OBJECTIVE> Reproduce the listing word for word, leaving every picture behind.

EXTRACTED DATA>
================

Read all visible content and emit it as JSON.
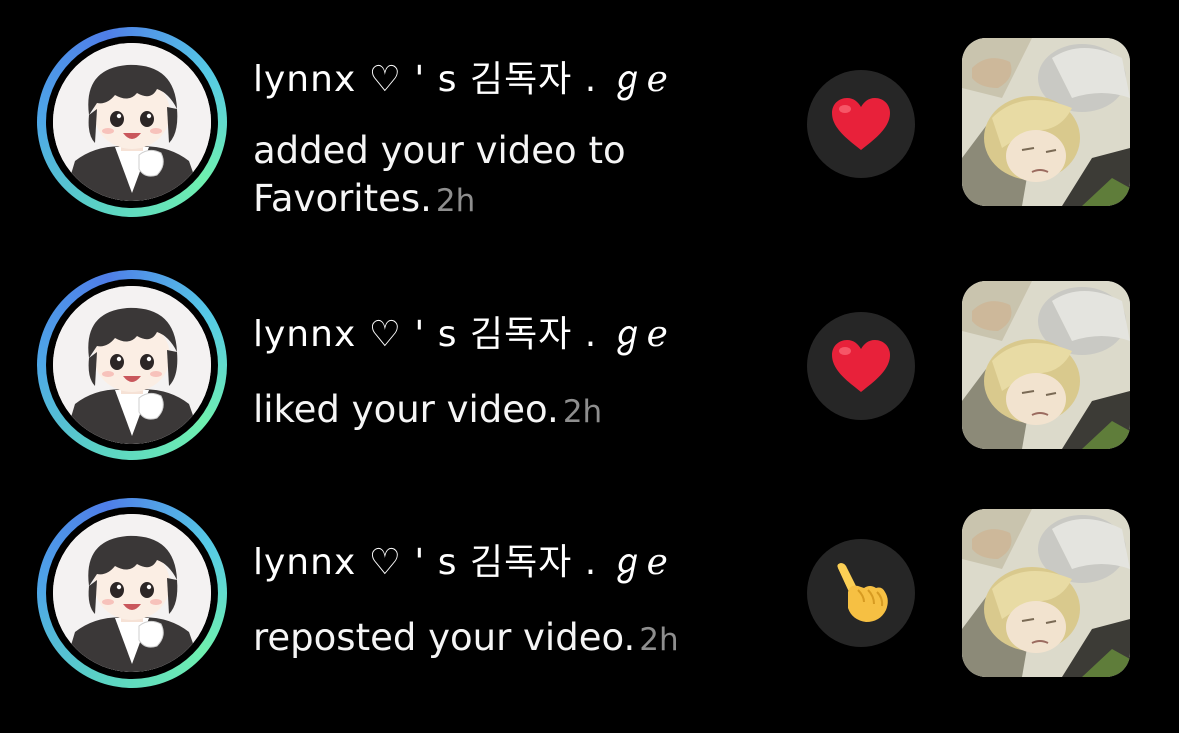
{
  "notifications": [
    {
      "username": "lynnx ♡ ' s  김독자  . ℊℯ",
      "action": "added your video to Favorites.",
      "time": "2h",
      "badge_icon": "heart-icon"
    },
    {
      "username": "lynnx ♡ ' s  김독자  . ℊℯ",
      "action": "liked your video.",
      "time": "2h",
      "badge_icon": "heart-icon"
    },
    {
      "username": "lynnx ♡ ' s  김독자  . ℊℯ",
      "action": "reposted your video.",
      "time": "2h",
      "badge_icon": "pointing-hand-icon"
    }
  ],
  "colors": {
    "background": "#000000",
    "badge_background": "#262626",
    "heart": "#e8213a",
    "time_text": "#8e8e8e",
    "ring_gradient": [
      "#4f7ee8",
      "#6ff0b0"
    ]
  }
}
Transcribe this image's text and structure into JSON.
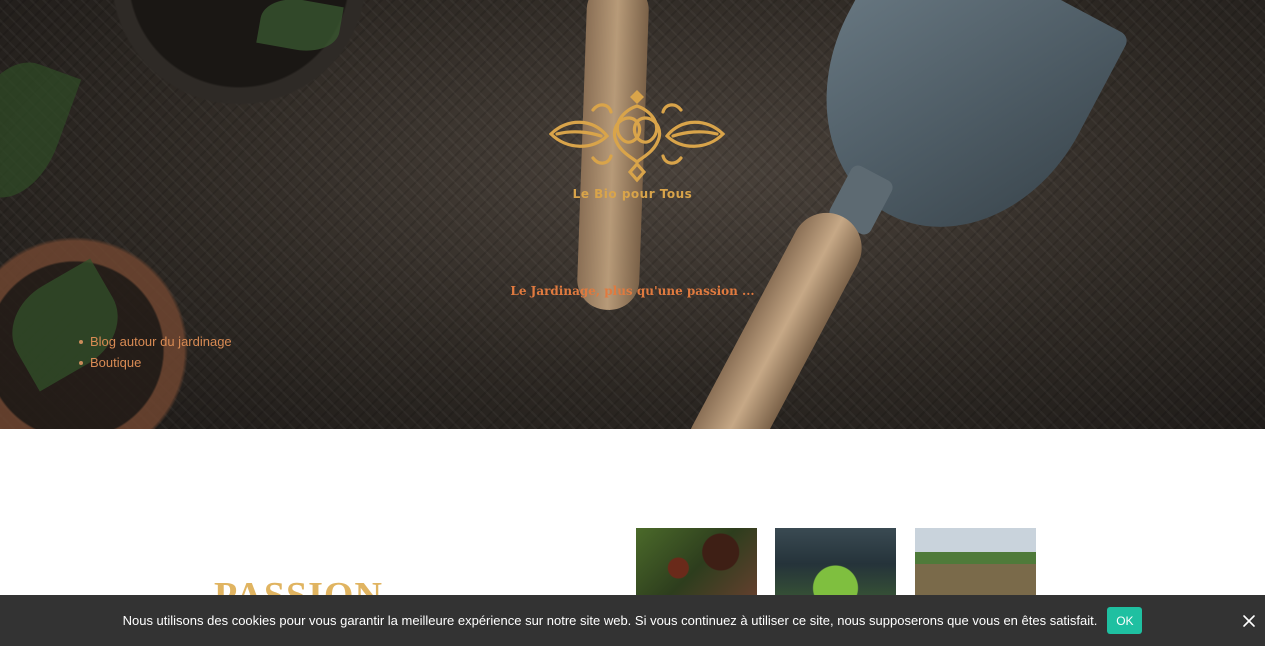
{
  "header": {
    "brand_name": "Le Bio pour Tous",
    "tagline": "Le Jardinage, plus qu'une passion ..."
  },
  "nav": {
    "items": [
      {
        "label": "Blog autour du jardinage"
      },
      {
        "label": "Boutique"
      }
    ]
  },
  "main": {
    "section_heading": "PASSION",
    "thumbnails": [
      {
        "icon": "coffee-harvest-photo"
      },
      {
        "icon": "seedling-planting-photo"
      },
      {
        "icon": "field-farming-photo"
      }
    ]
  },
  "cookie_banner": {
    "message": "Nous utilisons des cookies pour vous garantir la meilleure expérience sur notre site web. Si vous continuez à utiliser ce site, nous supposerons que vous en êtes satisfait.",
    "ok_label": "OK",
    "close_icon": "close-icon"
  },
  "colors": {
    "brand_gold": "#d9a44a",
    "tagline_orange": "#e07a3f",
    "menu_link": "#d98b54",
    "cookie_bg": "#333333",
    "ok_button": "#1fc0a1"
  }
}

================

EXPECTED ANSWER>
Read all visible content and emit it as JSON.
{
  "notifications": [
    {
      "username": "lynnx ♡ ' s  김독자  . ℊℯ",
      "action": "added your video to Favorites.",
      "time": "2h",
      "badge_icon": "heart-icon"
    },
    {
      "username": "lynnx ♡ ' s  김독자  . ℊℯ",
      "action": "liked your video.",
      "time": "2h",
      "badge_icon": "heart-icon"
    },
    {
      "username": "lynnx ♡ ' s  김독자  . ℊℯ",
      "action": "reposted your video.",
      "time": "2h",
      "badge_icon": "pointing-hand-icon"
    }
  ],
  "colors": {
    "background": "#000000",
    "badge_background": "#262626",
    "heart": "#e8213a",
    "time_text": "#8e8e8e",
    "ring_gradient": [
      "#4f7ee8",
      "#6ff0b0"
    ]
  }
}
Transcribe this image's text and structure into JSON.
{
  "header": {
    "brand_name": "Le Bio pour Tous",
    "tagline": "Le Jardinage, plus qu'une passion ..."
  },
  "nav": {
    "items": [
      {
        "label": "Blog autour du jardinage"
      },
      {
        "label": "Boutique"
      }
    ]
  },
  "main": {
    "section_heading": "PASSION",
    "thumbnails": [
      {
        "icon": "coffee-harvest-photo"
      },
      {
        "icon": "seedling-planting-photo"
      },
      {
        "icon": "field-farming-photo"
      }
    ]
  },
  "cookie_banner": {
    "message": "Nous utilisons des cookies pour vous garantir la meilleure expérience sur notre site web. Si vous continuez à utiliser ce site, nous supposerons que vous en êtes satisfait.",
    "ok_label": "OK",
    "close_icon": "close-icon"
  },
  "colors": {
    "brand_gold": "#d9a44a",
    "tagline_orange": "#e07a3f",
    "menu_link": "#d98b54",
    "cookie_bg": "#333333",
    "ok_button": "#1fc0a1"
  }
}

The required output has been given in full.